● **What is asked**
Quote the records in full and leave their pictures out.

● **Data rows**
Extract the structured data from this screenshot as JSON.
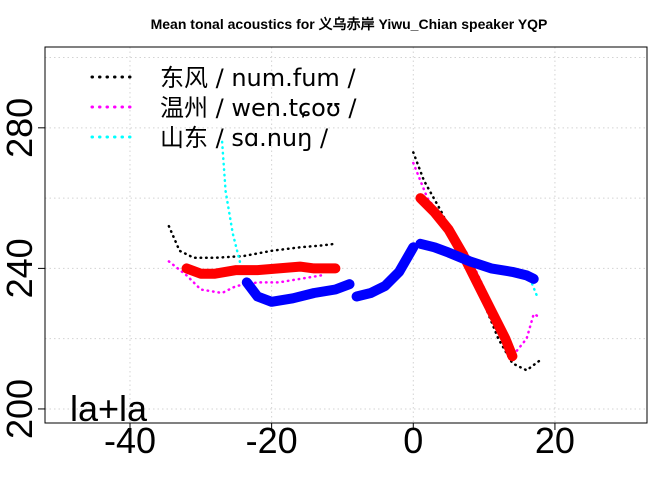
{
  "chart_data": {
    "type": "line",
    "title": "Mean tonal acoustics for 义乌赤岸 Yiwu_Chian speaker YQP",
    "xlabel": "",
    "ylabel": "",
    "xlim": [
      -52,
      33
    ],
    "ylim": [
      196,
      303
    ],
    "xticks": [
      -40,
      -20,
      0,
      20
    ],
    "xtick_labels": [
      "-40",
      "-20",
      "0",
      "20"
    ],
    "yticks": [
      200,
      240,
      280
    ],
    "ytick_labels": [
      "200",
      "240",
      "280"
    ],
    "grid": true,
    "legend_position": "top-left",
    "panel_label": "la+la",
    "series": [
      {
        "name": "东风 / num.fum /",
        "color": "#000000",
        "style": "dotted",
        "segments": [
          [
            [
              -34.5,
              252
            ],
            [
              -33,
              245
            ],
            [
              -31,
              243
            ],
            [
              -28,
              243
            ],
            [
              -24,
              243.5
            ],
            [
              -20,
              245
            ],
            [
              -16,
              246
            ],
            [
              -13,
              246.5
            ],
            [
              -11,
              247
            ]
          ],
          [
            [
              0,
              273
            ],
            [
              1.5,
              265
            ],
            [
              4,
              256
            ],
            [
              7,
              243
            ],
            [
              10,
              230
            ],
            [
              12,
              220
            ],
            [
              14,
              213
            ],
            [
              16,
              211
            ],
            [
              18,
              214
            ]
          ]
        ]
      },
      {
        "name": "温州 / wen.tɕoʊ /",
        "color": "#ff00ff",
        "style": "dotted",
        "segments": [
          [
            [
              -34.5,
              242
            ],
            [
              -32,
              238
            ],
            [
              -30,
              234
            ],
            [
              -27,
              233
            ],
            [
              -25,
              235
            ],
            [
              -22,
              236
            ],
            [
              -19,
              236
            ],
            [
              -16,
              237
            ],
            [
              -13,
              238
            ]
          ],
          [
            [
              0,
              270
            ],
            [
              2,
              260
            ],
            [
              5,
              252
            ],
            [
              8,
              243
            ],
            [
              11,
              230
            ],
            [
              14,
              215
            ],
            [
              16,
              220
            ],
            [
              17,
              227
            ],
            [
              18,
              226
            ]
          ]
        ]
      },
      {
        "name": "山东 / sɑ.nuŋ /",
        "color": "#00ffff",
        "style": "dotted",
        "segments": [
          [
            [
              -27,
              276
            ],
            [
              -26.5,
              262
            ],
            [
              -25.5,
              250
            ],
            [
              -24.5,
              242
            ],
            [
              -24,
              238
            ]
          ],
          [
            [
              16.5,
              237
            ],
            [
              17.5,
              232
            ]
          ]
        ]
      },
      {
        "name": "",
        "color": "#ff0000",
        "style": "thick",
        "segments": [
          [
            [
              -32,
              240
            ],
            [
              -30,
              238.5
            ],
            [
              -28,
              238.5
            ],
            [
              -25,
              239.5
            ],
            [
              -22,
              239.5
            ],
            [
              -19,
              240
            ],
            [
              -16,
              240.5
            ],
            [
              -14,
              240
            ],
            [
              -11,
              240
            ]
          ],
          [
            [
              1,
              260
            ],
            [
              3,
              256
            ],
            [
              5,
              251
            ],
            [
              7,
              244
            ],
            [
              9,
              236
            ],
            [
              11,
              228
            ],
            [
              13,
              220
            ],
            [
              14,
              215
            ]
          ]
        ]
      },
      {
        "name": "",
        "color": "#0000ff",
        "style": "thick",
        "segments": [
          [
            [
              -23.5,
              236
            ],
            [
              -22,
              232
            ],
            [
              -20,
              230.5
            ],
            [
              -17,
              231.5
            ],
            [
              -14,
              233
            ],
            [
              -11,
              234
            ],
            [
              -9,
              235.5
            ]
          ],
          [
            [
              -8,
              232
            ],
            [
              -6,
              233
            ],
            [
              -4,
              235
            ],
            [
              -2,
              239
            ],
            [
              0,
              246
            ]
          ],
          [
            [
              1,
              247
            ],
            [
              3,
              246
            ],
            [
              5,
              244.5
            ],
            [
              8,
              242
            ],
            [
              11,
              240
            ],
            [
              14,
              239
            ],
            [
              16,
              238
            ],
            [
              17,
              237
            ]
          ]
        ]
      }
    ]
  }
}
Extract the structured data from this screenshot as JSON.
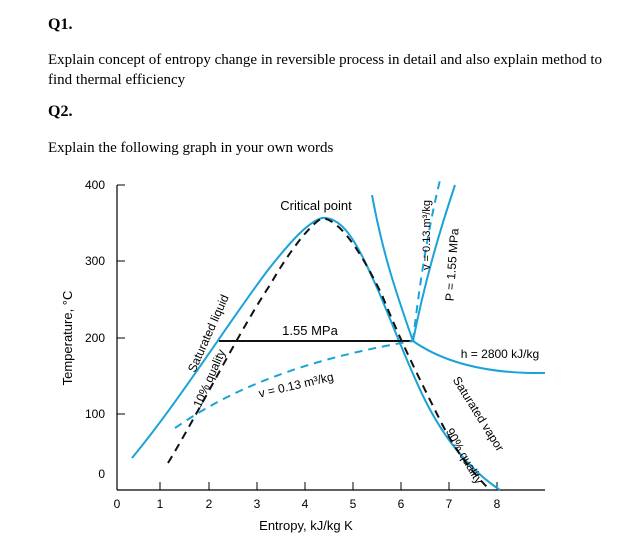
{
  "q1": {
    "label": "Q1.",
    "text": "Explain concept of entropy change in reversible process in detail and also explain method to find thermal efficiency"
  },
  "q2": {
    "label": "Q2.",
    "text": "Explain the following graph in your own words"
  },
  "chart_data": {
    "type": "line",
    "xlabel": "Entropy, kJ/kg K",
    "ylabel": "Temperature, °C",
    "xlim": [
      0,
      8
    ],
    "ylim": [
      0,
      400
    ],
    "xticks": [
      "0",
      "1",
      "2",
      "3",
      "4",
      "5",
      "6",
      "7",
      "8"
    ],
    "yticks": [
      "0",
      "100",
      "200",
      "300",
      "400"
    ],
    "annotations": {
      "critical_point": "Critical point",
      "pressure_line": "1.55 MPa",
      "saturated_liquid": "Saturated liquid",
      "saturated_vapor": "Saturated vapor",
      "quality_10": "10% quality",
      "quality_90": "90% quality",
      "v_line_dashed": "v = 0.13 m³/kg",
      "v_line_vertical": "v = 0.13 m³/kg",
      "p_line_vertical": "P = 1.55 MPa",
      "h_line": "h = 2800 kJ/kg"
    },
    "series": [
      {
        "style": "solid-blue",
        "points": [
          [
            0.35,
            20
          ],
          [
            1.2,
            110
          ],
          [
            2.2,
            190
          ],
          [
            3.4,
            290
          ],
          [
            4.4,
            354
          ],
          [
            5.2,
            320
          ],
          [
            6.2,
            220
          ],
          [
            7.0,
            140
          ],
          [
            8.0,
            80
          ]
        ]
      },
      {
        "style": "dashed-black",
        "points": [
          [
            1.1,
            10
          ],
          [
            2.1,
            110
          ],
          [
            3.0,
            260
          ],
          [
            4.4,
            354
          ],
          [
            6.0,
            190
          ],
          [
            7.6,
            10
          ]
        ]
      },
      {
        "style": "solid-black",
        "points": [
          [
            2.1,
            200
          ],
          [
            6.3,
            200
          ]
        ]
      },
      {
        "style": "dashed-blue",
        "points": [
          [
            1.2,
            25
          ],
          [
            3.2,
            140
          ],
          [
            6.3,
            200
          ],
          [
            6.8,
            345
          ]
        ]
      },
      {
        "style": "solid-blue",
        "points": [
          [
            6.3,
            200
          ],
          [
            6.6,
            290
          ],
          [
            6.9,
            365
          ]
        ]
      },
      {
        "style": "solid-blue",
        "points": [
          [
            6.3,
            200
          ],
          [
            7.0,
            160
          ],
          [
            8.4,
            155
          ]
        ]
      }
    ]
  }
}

● **Final result**
Extract the structured data from this screenshot as JSON.
{
  "chart_data": {
    "type": "line",
    "title": "Mean tonal acoustics for 义乌赤岸 Yiwu_Chian speaker YQP",
    "xlabel": "",
    "ylabel": "",
    "xlim": [
      -52,
      33
    ],
    "ylim": [
      196,
      303
    ],
    "xticks": [
      -40,
      -20,
      0,
      20
    ],
    "xtick_labels": [
      "-40",
      "-20",
      "0",
      "20"
    ],
    "yticks": [
      200,
      240,
      280
    ],
    "ytick_labels": [
      "200",
      "240",
      "280"
    ],
    "grid": true,
    "legend_position": "top-left",
    "panel_label": "la+la",
    "series": [
      {
        "name": "东风 / num.fum /",
        "color": "#000000",
        "style": "dotted",
        "segments": [
          [
            [
              -34.5,
              252
            ],
            [
              -33,
              245
            ],
            [
              -31,
              243
            ],
            [
              -28,
              243
            ],
            [
              -24,
              243.5
            ],
            [
              -20,
              245
            ],
            [
              -16,
              246
            ],
            [
              -13,
              246.5
            ],
            [
              -11,
              247
            ]
          ],
          [
            [
              0,
              273
            ],
            [
              1.5,
              265
            ],
            [
              4,
              256
            ],
            [
              7,
              243
            ],
            [
              10,
              230
            ],
            [
              12,
              220
            ],
            [
              14,
              213
            ],
            [
              16,
              211
            ],
            [
              18,
              214
            ]
          ]
        ]
      },
      {
        "name": "温州 / wen.tɕoʊ /",
        "color": "#ff00ff",
        "style": "dotted",
        "segments": [
          [
            [
              -34.5,
              242
            ],
            [
              -32,
              238
            ],
            [
              -30,
              234
            ],
            [
              -27,
              233
            ],
            [
              -25,
              235
            ],
            [
              -22,
              236
            ],
            [
              -19,
              236
            ],
            [
              -16,
              237
            ],
            [
              -13,
              238
            ]
          ],
          [
            [
              0,
              270
            ],
            [
              2,
              260
            ],
            [
              5,
              252
            ],
            [
              8,
              243
            ],
            [
              11,
              230
            ],
            [
              14,
              215
            ],
            [
              16,
              220
            ],
            [
              17,
              227
            ],
            [
              18,
              226
            ]
          ]
        ]
      },
      {
        "name": "山东 / sɑ.nuŋ /",
        "color": "#00ffff",
        "style": "dotted",
        "segments": [
          [
            [
              -27,
              276
            ],
            [
              -26.5,
              262
            ],
            [
              -25.5,
              250
            ],
            [
              -24.5,
              242
            ],
            [
              -24,
              238
            ]
          ],
          [
            [
              16.5,
              237
            ],
            [
              17.5,
              232
            ]
          ]
        ]
      },
      {
        "name": "",
        "color": "#ff0000",
        "style": "thick",
        "segments": [
          [
            [
              -32,
              240
            ],
            [
              -30,
              238.5
            ],
            [
              -28,
              238.5
            ],
            [
              -25,
              239.5
            ],
            [
              -22,
              239.5
            ],
            [
              -19,
              240
            ],
            [
              -16,
              240.5
            ],
            [
              -14,
              240
            ],
            [
              -11,
              240
            ]
          ],
          [
            [
              1,
              260
            ],
            [
              3,
              256
            ],
            [
              5,
              251
            ],
            [
              7,
              244
            ],
            [
              9,
              236
            ],
            [
              11,
              228
            ],
            [
              13,
              220
            ],
            [
              14,
              215
            ]
          ]
        ]
      },
      {
        "name": "",
        "color": "#0000ff",
        "style": "thick",
        "segments": [
          [
            [
              -23.5,
              236
            ],
            [
              -22,
              232
            ],
            [
              -20,
              230.5
            ],
            [
              -17,
              231.5
            ],
            [
              -14,
              233
            ],
            [
              -11,
              234
            ],
            [
              -9,
              235.5
            ]
          ],
          [
            [
              -8,
              232
            ],
            [
              -6,
              233
            ],
            [
              -4,
              235
            ],
            [
              -2,
              239
            ],
            [
              0,
              246
            ]
          ],
          [
            [
              1,
              247
            ],
            [
              3,
              246
            ],
            [
              5,
              244.5
            ],
            [
              8,
              242
            ],
            [
              11,
              240
            ],
            [
              14,
              239
            ],
            [
              16,
              238
            ],
            [
              17,
              237
            ]
          ]
        ]
      }
    ]
  }
}
Extract the structured data from this screenshot as JSON.
{
  "q1": {
    "label": "Q1.",
    "text": "Explain concept of entropy change in reversible process in detail and also explain method to find thermal efficiency"
  },
  "q2": {
    "label": "Q2.",
    "text": "Explain the following graph in your own words"
  },
  "chart_data": {
    "type": "line",
    "xlabel": "Entropy, kJ/kg K",
    "ylabel": "Temperature, °C",
    "xlim": [
      0,
      8
    ],
    "ylim": [
      0,
      400
    ],
    "xticks": [
      "0",
      "1",
      "2",
      "3",
      "4",
      "5",
      "6",
      "7",
      "8"
    ],
    "yticks": [
      "0",
      "100",
      "200",
      "300",
      "400"
    ],
    "annotations": {
      "critical_point": "Critical point",
      "pressure_line": "1.55 MPa",
      "saturated_liquid": "Saturated liquid",
      "saturated_vapor": "Saturated vapor",
      "quality_10": "10% quality",
      "quality_90": "90% quality",
      "v_line_dashed": "v = 0.13 m³/kg",
      "v_line_vertical": "v = 0.13 m³/kg",
      "p_line_vertical": "P = 1.55 MPa",
      "h_line": "h = 2800 kJ/kg"
    },
    "series": [
      {
        "style": "solid-blue",
        "points": [
          [
            0.35,
            20
          ],
          [
            1.2,
            110
          ],
          [
            2.2,
            190
          ],
          [
            3.4,
            290
          ],
          [
            4.4,
            354
          ],
          [
            5.2,
            320
          ],
          [
            6.2,
            220
          ],
          [
            7.0,
            140
          ],
          [
            8.0,
            80
          ]
        ]
      },
      {
        "style": "dashed-black",
        "points": [
          [
            1.1,
            10
          ],
          [
            2.1,
            110
          ],
          [
            3.0,
            260
          ],
          [
            4.4,
            354
          ],
          [
            6.0,
            190
          ],
          [
            7.6,
            10
          ]
        ]
      },
      {
        "style": "solid-black",
        "points": [
          [
            2.1,
            200
          ],
          [
            6.3,
            200
          ]
        ]
      },
      {
        "style": "dashed-blue",
        "points": [
          [
            1.2,
            25
          ],
          [
            3.2,
            140
          ],
          [
            6.3,
            200
          ],
          [
            6.8,
            345
          ]
        ]
      },
      {
        "style": "solid-blue",
        "points": [
          [
            6.3,
            200
          ],
          [
            6.6,
            290
          ],
          [
            6.9,
            365
          ]
        ]
      },
      {
        "style": "solid-blue",
        "points": [
          [
            6.3,
            200
          ],
          [
            7.0,
            160
          ],
          [
            8.4,
            155
          ]
        ]
      }
    ]
  }
}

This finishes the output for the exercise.